▸ Direction
Return the count of lines with the string "július" in them, and nothing else.

====== Raw data ======

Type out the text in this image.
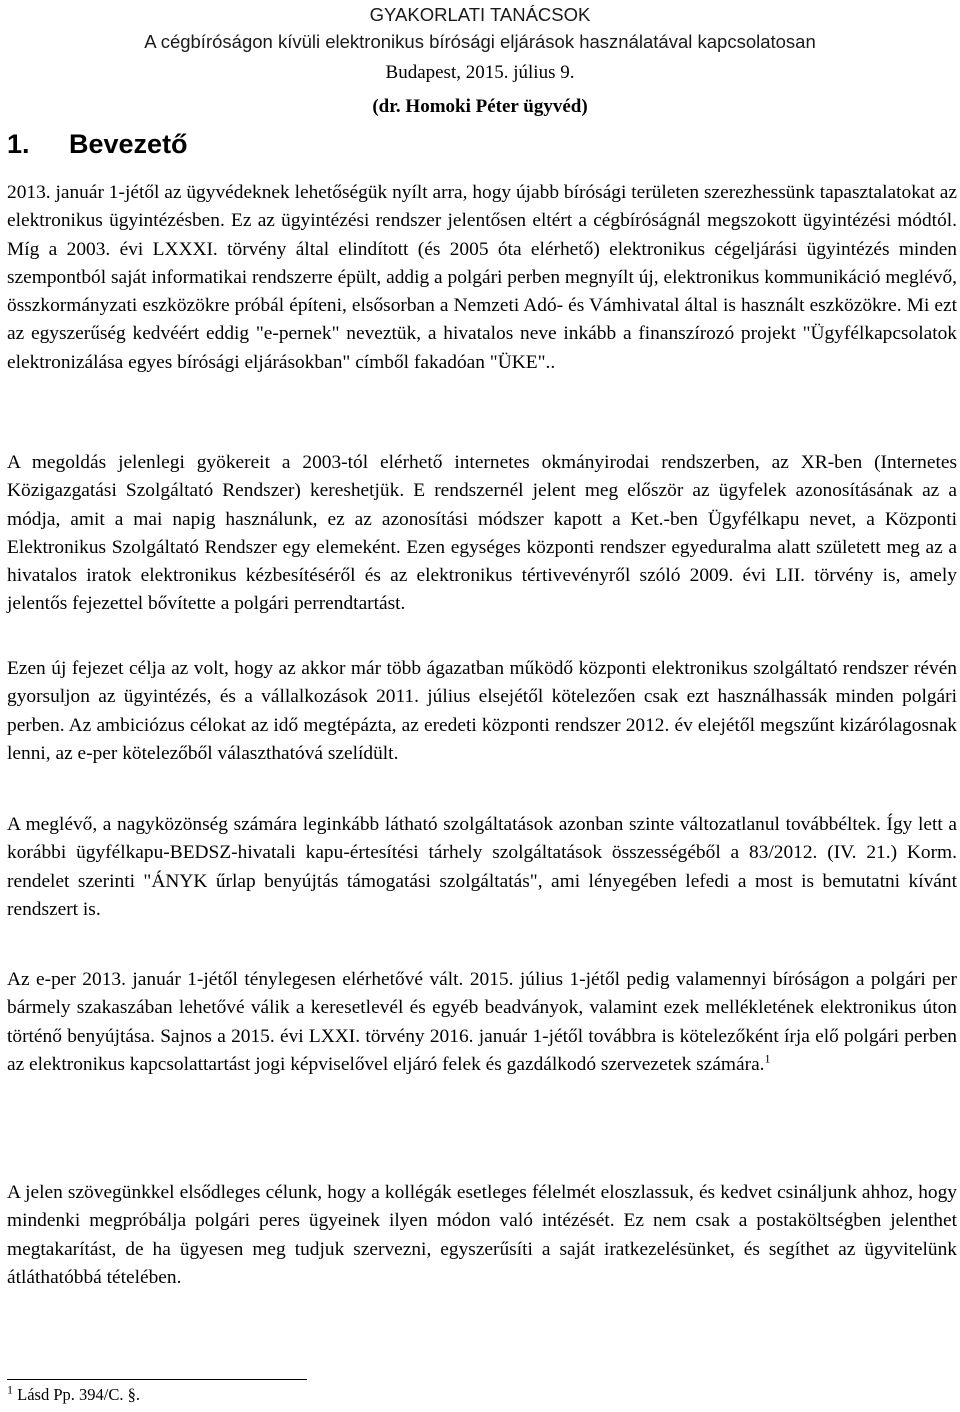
GYAKORLATI TANÁCSOK
A cégbíróságon kívüli elektronikus bírósági eljárások használatával kapcsolatosan
Budapest, 2015. július 9.
(dr. Homoki Péter ügyvéd)
1. Bevezető

2013. január 1-jétől az ügyvédeknek lehetőségük nyílt arra, hogy újabb bírósági területen szerezhessünk tapasztalatokat az elektronikus ügyintézésben. Ez az ügyintézési rendszer jelentősen eltért a cégbíróságnál megszokott ügyintézési módtól. Míg a 2003. évi LXXXI. törvény által elindított (és 2005 óta elérhető) elektronikus cégeljárási ügyintézés minden szempontból saját informatikai rendszerre épült, addig a polgári perben megnyílt új, elektronikus kommunikáció meglévő, összkormányzati eszközökre próbál építeni, elsősorban a Nemzeti Adó- és Vámhivatal által is használt eszközökre. Mi ezt az egyszerűség kedvéért eddig "e-pernek" neveztük, a hivatalos neve inkább a finanszírozó projekt "Ügyfélkapcsolatok elektronizálása egyes bírósági eljárásokban" címből fakadóan "ÜKE"..

A megoldás jelenlegi gyökereit a 2003-tól elérhető internetes okmányirodai rendszerben, az XR-ben (Internetes Közigazgatási Szolgáltató Rendszer) kereshetjük. E rendszernél jelent meg először az ügyfelek azonosításának az a módja, amit a mai napig használunk, ez az azonosítási módszer kapott a Ket.-ben Ügyfélkapu nevet, a Központi Elektronikus Szolgáltató Rendszer egy elemeként. Ezen egységes központi rendszer egyeduralma alatt született meg az a hivatalos iratok elektronikus kézbesítéséről és az elektronikus tértivevényről szóló 2009. évi LII. törvény is, amely jelentős fejezettel bővítette a polgári perrendtartást.

Ezen új fejezet célja az volt, hogy az akkor már több ágazatban működő központi elektronikus szolgáltató rendszer révén gyorsuljon az ügyintézés, és a vállalkozások 2011. július elsejétől kötelezően csak ezt használhassák minden polgári perben. Az ambiciózus célokat az idő megtépázta, az eredeti központi rendszer 2012. év elejétől megszűnt kizárólagosnak lenni, az e-per kötelezőből választhatóvá szelídült.

A meglévő, a nagyközönség számára leginkább látható szolgáltatások azonban szinte változatlanul továbbéltek. Így lett a korábbi ügyfélkapu-BEDSZ-hivatali kapu-értesítési tárhely szolgáltatások összességéből a 83/2012. (IV. 21.) Korm. rendelet szerinti "ÁNYK űrlap benyújtás támogatási szolgáltatás", ami lényegében lefedi a most is bemutatni kívánt rendszert is.

Az e-per 2013. január 1-jétől ténylegesen elérhetővé vált. 2015. július 1-jétől pedig valamennyi bíróságon a polgári per bármely szakaszában lehetővé válik a keresetlevél és egyéb beadványok, valamint ezek mellékletének elektronikus úton történő benyújtása. Sajnos a 2015. évi LXXI. törvény 2016. január 1-jétől továbbra is kötelezőként írja elő polgári perben az elektronikus kapcsolattartást jogi képviselővel eljáró felek és gazdálkodó szervezetek számára.$^1$

A jelen szövegünkkel elsődleges célunk, hogy a kollégák esetleges félelmét eloszlassuk, és kedvet csináljunk ahhoz, hogy mindenki megpróbálja polgári peres ügyeinek ilyen módon való intézését. Ez nem csak a postaköltségben jelenthet megtakarítást, de ha ügyesen meg tudjuk szervezni, egyszerűsíti a saját iratkezelésünket, és segíthet az ügyvitelünk átláthatóbbá tételében.

$^1$ Lásd Pp. 394/C. §.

======

▸ Full output
3